# Brief
Each line of the material must be returned exactly.

# Source material
========

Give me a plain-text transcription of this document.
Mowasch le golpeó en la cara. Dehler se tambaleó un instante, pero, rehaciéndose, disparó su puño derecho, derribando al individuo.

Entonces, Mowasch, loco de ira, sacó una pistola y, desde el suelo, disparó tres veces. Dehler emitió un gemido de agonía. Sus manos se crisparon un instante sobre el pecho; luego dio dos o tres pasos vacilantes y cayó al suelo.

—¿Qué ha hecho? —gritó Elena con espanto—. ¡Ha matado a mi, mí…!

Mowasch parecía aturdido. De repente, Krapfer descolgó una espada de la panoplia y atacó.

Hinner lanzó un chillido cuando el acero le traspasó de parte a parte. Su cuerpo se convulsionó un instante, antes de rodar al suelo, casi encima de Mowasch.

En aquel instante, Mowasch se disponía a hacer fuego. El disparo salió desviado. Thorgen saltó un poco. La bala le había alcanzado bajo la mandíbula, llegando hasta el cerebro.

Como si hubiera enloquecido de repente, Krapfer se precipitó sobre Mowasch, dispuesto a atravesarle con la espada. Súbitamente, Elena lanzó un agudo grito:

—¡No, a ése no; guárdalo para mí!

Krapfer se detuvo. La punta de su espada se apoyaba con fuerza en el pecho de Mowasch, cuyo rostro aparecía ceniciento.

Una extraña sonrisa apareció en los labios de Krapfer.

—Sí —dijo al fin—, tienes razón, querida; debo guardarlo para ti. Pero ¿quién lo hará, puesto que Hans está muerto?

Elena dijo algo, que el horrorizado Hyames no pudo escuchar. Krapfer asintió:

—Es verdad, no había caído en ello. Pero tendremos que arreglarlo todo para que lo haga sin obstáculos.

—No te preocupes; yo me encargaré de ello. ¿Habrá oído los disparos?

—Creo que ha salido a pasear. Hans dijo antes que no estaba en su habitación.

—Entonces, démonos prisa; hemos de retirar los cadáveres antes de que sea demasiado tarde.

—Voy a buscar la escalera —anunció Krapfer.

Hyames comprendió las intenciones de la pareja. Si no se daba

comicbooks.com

========

# Task answer
Give me a plain-text transcription of this document.
Mowasch le golpeó en la cara. Dehler se tambaleó un instante, pero, rehaciéndose, disparó su puño derecho, derribando al individuo.

Entonces, Mowasch, loco de ira, sacó una pistola y, desde el suelo, disparó tres veces. Dehler emitió un gemido de agonía. Sus manos se crisparon un instante sobre el pecho; luego dio dos o tres pasos vacilantes y cayó al suelo.

—¿Qué ha hecho? —gritó Elena con espanto—. ¡Ha matado a mi, mí…!

Mowasch parecía aturdido. De repente, Krapfer descolgó una espada de la panoplia y atacó.

Hinner lanzó un chillido cuando el acero le traspasó de parte a parte. Su cuerpo se convulsionó un instante, antes de rodar al suelo, casi encima de Mowasch.

En aquel instante, Mowasch se disponía a hacer fuego. El disparo salió desviado. Thorgen saltó un poco. La bala le había alcanzado bajo la mandíbula, llegando hasta el cerebro.

Como si hubiera enloquecido de repente, Krapfer se precipitó sobre Mowasch, dispuesto a atravesarle con la espada. Súbitamente, Elena lanzó un agudo grito:

—¡No, a ése no; guárdalo para mí!

Krapfer se detuvo. La punta de su espada se apoyaba con fuerza en el pecho de Mowasch, cuyo rostro aparecía ceniciento.

Una extraña sonrisa apareció en los labios de Krapfer.

—Sí —dijo al fin—, tienes razón, querida; debo guardarlo para ti. Pero ¿quién lo hará, puesto que Hans está muerto?

Elena dijo algo, que el horrorizado Hyames no pudo escuchar. Krapfer asintió:

—Es verdad, no había caído en ello. Pero tendremos que arreglarlo todo para que lo haga sin obstáculos.

—No te preocupes; yo me encargaré de ello. ¿Habrá oído los disparos?

—Creo que ha salido a pasear. Hans dijo antes que no estaba en su habitación.

—Entonces, démonos prisa; hemos de retirar los cadáveres antes de que sea demasiado tarde.

—Voy a buscar la escalera —anunció Krapfer.

Hyames comprendió las intenciones de la pareja. Si no se daba

comicbooks.com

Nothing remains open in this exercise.